> **Task statement**
Which researchers does the passage on maxillary sinus floor elevation credit with presenting or proposing a surgical technique?

> **Page excerpt**
○ ○ ○ ○ ○ ○ ○
The generally poor quality bone in the edentulous posterior maxillary ridge, combined with maxillary sinus pneumatization, presents a challenge for clinicians when placing dental implants.1 As a result, this particular region of the oral cavity reportedly has a relatively high implant failure rate.2,3 As early as 1980, Boyne and James presented the lateral window surgical technique to overcome the limitations inherent in a decreased interarch space when blade implants were planned.4 Several years later, Tatum recommended a modified approach requiring a U-shaped window design that is tapped in to produce a greenstick fracture of the lateral maxillary sinus wall.5 Once access is established, the site can be grafted. Although various bone graft materials have been suggested since the introduction of the technique, it was shown that the implant success is not linked to the type of bone graft used.6,7 An additional modification to the surgical technique included Summer’s use of an osteotome for sinus floor elevation, advocated as a less invasive surgical approach to augment the subantral bone height for implant placement in the posterior maxilla.8 Summers also added bone graft material that should create a hydraulic plug to treat the perforation of the Schneiderian membrane. He referred to this technique as “bone-added osteotome sinus floor elevation (BAOSFE),” sequentially using a series of parallel-sided osteotomes in the osteotomy site.9 According to the author, this approach ensures the presence of bone underneath the sinus membrane and around the apex of the proposed implant. A high survival rate (96%) was reported when the technique was used in the presence of 6.0 mm or more of alveolar bone for placing a 10.0-mm long implant.10 However, because crestal sinus elevation is considered a blind surgical approach and success rates decline after elevating the sinus membrane for more than 4.0 mm, the lateral window approach is preferred when the subantral bone height is less than 6.0 mm.10 Conversely, clinical complications such as membrane perforations, injury to the arterial blood supply, and acute sinusitis can be expected with the lateral window approach. The incidence of maxillary sinus membrane perforation was reported to range between 25% and 44%.11–15

Several techniques were later introduced to minimize the potential for perforation of the maxillary sinus. For example, blunt pressure is applied crestally, such as the “balloon technique” for greater augmentation. The aim is a safer elevation with substantial augmentation using a balloon with saline injection.16 Although the first description of the technique required the preparation of a lateral window osteotomy, subsequent modifications were reported that had similar amounts of sinus elevation but with lower perforation rates when used crestaly.16,17 The balloon technique was later examined on human cadavers under arthroscopic evaluation and revealed that the incidence of maxillary sinus perforation ranged from 0% to 44%.18 In 2005, Chen and Cha presented the hydraulic pressure technique, which showed significant sinus augmentation with fewer complications.19 Then, in 2000, Cosci and Luccioli proposed a technique where specially designed 30° lifting drills were used to access the maxillary sinus floor gently without perforating the sinus membrane.20 This technique was later tested on a randomized controlled trial basis, showing a mean vertical bone gain of 6.48 mm with a cumulative implant survival rate of 96% on an average of 48 months.21

Great efforts were dedicated to investigating the best grafting material to be used while attempting a crestal sinus lifting and simultaneous implant placement; however, due to the high osteogenic potential and regenerative capabilities of the Schneiderman membrane, it seems that with different grafting materials, implant possesses comparable survival outcomes.22,23 Platelet-rich fibrin (PRF) has also been investigated with positive results.24 Furthermore, a “graftless” approach (ie, without using any bone graft material) after sinus lifting has been proposed as a predictable method for bone augmentation in the maxillary sinus.25–34 This is an encouraging alternative since the use of graft material as part of the sinus lift procedure may increase the time of surgery, cost, and risk of dislodgment of the graft material into the sinus, especially after sinus membrane perforations leading to potential infections35 and/or ostium blockage.
○ ○ ○ ○ ○ ○ ○
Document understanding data
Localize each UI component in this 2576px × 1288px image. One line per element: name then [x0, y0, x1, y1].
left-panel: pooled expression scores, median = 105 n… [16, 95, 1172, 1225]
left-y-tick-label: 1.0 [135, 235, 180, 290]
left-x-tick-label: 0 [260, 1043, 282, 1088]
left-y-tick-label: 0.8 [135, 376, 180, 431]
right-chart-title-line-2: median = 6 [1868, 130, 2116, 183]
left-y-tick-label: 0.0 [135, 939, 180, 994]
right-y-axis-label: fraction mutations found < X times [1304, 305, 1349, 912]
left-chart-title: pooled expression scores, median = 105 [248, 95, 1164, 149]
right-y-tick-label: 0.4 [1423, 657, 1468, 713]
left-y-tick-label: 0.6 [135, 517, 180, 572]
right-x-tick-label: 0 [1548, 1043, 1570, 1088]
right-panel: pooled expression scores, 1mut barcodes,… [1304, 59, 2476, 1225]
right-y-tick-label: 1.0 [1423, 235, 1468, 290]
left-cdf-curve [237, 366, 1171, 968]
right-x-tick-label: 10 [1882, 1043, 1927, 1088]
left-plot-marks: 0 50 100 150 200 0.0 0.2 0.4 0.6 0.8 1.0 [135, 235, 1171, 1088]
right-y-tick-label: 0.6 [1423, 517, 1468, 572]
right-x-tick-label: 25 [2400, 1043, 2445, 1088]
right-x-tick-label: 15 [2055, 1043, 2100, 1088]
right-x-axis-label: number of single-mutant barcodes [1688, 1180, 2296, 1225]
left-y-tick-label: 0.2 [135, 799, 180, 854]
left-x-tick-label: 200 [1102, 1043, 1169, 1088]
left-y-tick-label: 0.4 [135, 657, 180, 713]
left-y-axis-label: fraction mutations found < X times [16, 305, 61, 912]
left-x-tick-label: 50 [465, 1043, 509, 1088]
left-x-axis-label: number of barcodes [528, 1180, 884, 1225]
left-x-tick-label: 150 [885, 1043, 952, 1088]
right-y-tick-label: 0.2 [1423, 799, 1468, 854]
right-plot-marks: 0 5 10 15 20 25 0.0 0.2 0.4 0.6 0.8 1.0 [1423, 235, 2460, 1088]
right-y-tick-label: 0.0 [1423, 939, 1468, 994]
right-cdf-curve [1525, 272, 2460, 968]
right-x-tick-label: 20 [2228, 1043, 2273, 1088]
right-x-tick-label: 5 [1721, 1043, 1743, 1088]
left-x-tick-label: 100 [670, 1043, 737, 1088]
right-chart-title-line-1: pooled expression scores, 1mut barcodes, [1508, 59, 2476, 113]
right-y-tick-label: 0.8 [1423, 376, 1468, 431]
○ ○ ○ ○ ○ ○ ○
> **Problem solution**
- Boyne and James
- Tatum
- Summers
- Chen and Cha
- Cosci and Luccioli